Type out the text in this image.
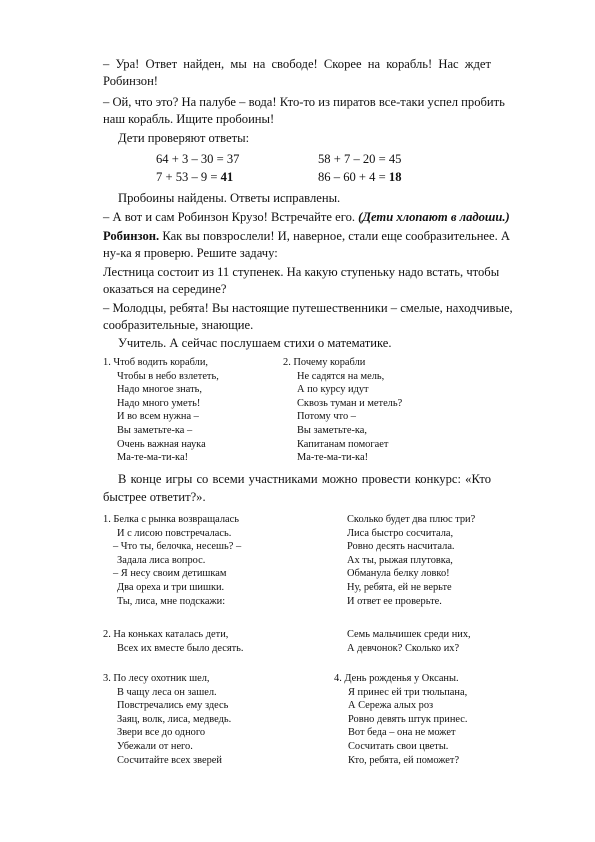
– Ура! Ответ найден, мы на свободе! Скорее на корабль! Нас ждет
Робинзон!
– Ой, что это? На палубе – вода! Кто-то из пиратов все-таки успел пробить
наш корабль. Ищите пробоины!
Дети проверяют ответы:
64 + 3 – 30 = 37	58 + 7 – 20 = 45
7 + 53 – 9 = 41	86 – 60 + 4 = 18
Пробоины найдены. Ответы исправлены.
– А вот и сам Робинзон Крузо! Встречайте его. (Дети хлопают в ладоши.)
Робинзон. Как вы повзрослели! И, наверное, стали еще сообразительнее. А
ну-ка я проверю. Решите задачу:
Лестница состоит из 11 ступенек. На какую ступеньку надо встать, чтобы
оказаться на середине?
– Молодцы, ребята! Вы настоящие путешественники – смелые, находчивые,
сообразительные, знающие.
Учитель. А сейчас послушаем стихи о математике.
1. Чтоб водить корабли,
Чтобы в небо взлететь,
Надо многое знать,
Надо много уметь!
И во всем нужна –
Вы заметьте-ка –
Очень важная наука
Ма-те-ма-ти-ка!
2. Почему корабли
Не садятся на мель,
А по курсу идут
Сквозь туман и метель?
Потому что –
Вы заметьте-ка,
Капитанам помогает
Ма-те-ма-ти-ка!
В конце игры со всеми участниками можно провести конкурс: «Кто
быстрее ответит?».
1. Белка с рынка возвращалась
И с лисою повстречалась.
– Что ты, белочка, несешь? –
Задала лиса вопрос.
– Я несу своим детишкам
Два ореха и три шишки.
Ты, лиса, мне подскажи:
Сколько будет два плюс три?
Лиса быстро сосчитала,
Ровно десять насчитала.
Ах ты, рыжая плутовка,
Обманула белку ловко!
Ну, ребята, ей не верьте
И ответ ее проверьте.
2. На коньках каталась дети,
Всех их вместе было десять.
Семь мальчишек среди них,
А девчонок? Сколько их?
3. По лесу охотник шел,
В чащу леса он зашел.
Повстречались ему здесь
Заяц, волк, лиса, медведь.
Звери все до одного
Убежали от него.
Сосчитайте всех зверей
4. День рожденья у Оксаны.
Я принес ей три тюльпана,
А Сережа алых роз
Ровно девять штук принес.
Вот беда – она не может
Сосчитать свои цветы.
Кто, ребята, ей поможет?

===

### Aim of the task
Pictures excluded, quote all the data above exactly.

### Output for this exercise
Type out the text in this image.
– Ура! Ответ найден, мы на свободе! Скорее на корабль! Нас ждет
Робинзон!
– Ой, что это? На палубе – вода! Кто-то из пиратов все-таки успел пробить
наш корабль. Ищите пробоины!
Дети проверяют ответы:
64 + 3 – 30 = 37	58 + 7 – 20 = 45
7 + 53 – 9 = 41	86 – 60 + 4 = 18
Пробоины найдены. Ответы исправлены.
– А вот и сам Робинзон Крузо! Встречайте его. (Дети хлопают в ладоши.)
Робинзон. Как вы повзрослели! И, наверное, стали еще сообразительнее. А
ну-ка я проверю. Решите задачу:
Лестница состоит из 11 ступенек. На какую ступеньку надо встать, чтобы
оказаться на середине?
– Молодцы, ребята! Вы настоящие путешественники – смелые, находчивые,
сообразительные, знающие.
Учитель. А сейчас послушаем стихи о математике.
1. Чтоб водить корабли,
Чтобы в небо взлететь,
Надо многое знать,
Надо много уметь!
И во всем нужна –
Вы заметьте-ка –
Очень важная наука
Ма-те-ма-ти-ка!
2. Почему корабли
Не садятся на мель,
А по курсу идут
Сквозь туман и метель?
Потому что –
Вы заметьте-ка,
Капитанам помогает
Ма-те-ма-ти-ка!
В конце игры со всеми участниками можно провести конкурс: «Кто
быстрее ответит?».
1. Белка с рынка возвращалась
И с лисою повстречалась.
– Что ты, белочка, несешь? –
Задала лиса вопрос.
– Я несу своим детишкам
Два ореха и три шишки.
Ты, лиса, мне подскажи:
Сколько будет два плюс три?
Лиса быстро сосчитала,
Ровно десять насчитала.
Ах ты, рыжая плутовка,
Обманула белку ловко!
Ну, ребята, ей не верьте
И ответ ее проверьте.
2. На коньках каталась дети,
Всех их вместе было десять.
Семь мальчишек среди них,
А девчонок? Сколько их?
3. По лесу охотник шел,
В чащу леса он зашел.
Повстречались ему здесь
Заяц, волк, лиса, медведь.
Звери все до одного
Убежали от него.
Сосчитайте всех зверей
4. День рожденья у Оксаны.
Я принес ей три тюльпана,
А Сережа алых роз
Ровно девять штук принес.
Вот беда – она не может
Сосчитать свои цветы.
Кто, ребята, ей поможет?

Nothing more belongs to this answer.